Direction: Type out the records that follow, exactly as given.

Entries:
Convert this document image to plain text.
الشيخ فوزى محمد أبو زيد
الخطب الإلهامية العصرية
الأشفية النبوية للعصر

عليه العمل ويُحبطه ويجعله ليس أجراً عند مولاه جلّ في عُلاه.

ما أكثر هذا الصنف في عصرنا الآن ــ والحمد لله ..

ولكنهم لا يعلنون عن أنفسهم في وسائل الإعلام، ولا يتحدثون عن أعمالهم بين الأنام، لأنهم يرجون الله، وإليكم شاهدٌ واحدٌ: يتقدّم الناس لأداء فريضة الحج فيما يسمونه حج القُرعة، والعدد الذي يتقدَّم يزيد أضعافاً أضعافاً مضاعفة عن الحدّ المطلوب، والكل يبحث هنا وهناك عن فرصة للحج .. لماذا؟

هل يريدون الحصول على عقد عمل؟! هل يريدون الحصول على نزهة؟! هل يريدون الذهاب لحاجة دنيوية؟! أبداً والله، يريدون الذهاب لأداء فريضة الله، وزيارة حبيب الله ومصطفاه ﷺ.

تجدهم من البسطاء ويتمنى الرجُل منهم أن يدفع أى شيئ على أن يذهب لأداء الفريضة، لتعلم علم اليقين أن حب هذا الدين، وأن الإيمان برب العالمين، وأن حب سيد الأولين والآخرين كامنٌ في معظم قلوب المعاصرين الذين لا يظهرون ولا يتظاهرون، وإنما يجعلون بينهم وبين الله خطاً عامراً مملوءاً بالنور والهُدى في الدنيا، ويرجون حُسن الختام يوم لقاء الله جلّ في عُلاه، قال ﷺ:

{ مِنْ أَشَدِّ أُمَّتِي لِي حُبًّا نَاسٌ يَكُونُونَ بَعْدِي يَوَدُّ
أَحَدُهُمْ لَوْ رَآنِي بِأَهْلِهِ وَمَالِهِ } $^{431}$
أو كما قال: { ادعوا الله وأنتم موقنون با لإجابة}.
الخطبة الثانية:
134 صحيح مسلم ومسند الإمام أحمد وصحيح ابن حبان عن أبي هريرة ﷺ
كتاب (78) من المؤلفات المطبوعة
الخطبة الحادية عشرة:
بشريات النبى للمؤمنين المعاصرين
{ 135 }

Output for this task:
Convert this document image to plain text.
الشيخ فوزى محمد أبو زيد
الخطب الإلهامية العصرية
الأشفية النبوية للعصر

عليه العمل ويُحبطه ويجعله ليس أجراً عند مولاه جلّ في عُلاه.

ما أكثر هذا الصنف في عصرنا الآن ــ والحمد لله ..

ولكنهم لا يعلنون عن أنفسهم في وسائل الإعلام، ولا يتحدثون عن أعمالهم بين الأنام، لأنهم يرجون الله، وإليكم شاهدٌ واحدٌ: يتقدّم الناس لأداء فريضة الحج فيما يسمونه حج القُرعة، والعدد الذي يتقدَّم يزيد أضعافاً أضعافاً مضاعفة عن الحدّ المطلوب، والكل يبحث هنا وهناك عن فرصة للحج .. لماذا؟

هل يريدون الحصول على عقد عمل؟! هل يريدون الحصول على نزهة؟! هل يريدون الذهاب لحاجة دنيوية؟! أبداً والله، يريدون الذهاب لأداء فريضة الله، وزيارة حبيب الله ومصطفاه ﷺ.

تجدهم من البسطاء ويتمنى الرجُل منهم أن يدفع أى شيئ على أن يذهب لأداء الفريضة، لتعلم علم اليقين أن حب هذا الدين، وأن الإيمان برب العالمين، وأن حب سيد الأولين والآخرين كامنٌ في معظم قلوب المعاصرين الذين لا يظهرون ولا يتظاهرون، وإنما يجعلون بينهم وبين الله خطاً عامراً مملوءاً بالنور والهُدى في الدنيا، ويرجون حُسن الختام يوم لقاء الله جلّ في عُلاه، قال ﷺ:

{ مِنْ أَشَدِّ أُمَّتِي لِي حُبًّا نَاسٌ يَكُونُونَ بَعْدِي يَوَدُّ
أَحَدُهُمْ لَوْ رَآنِي بِأَهْلِهِ وَمَالِهِ } $^{431}$
أو كما قال: { ادعوا الله وأنتم موقنون با لإجابة}.
الخطبة الثانية:
134 صحيح مسلم ومسند الإمام أحمد وصحيح ابن حبان عن أبي هريرة ﷺ
كتاب (78) من المؤلفات المطبوعة
الخطبة الحادية عشرة:
بشريات النبى للمؤمنين المعاصرين
{ 135 }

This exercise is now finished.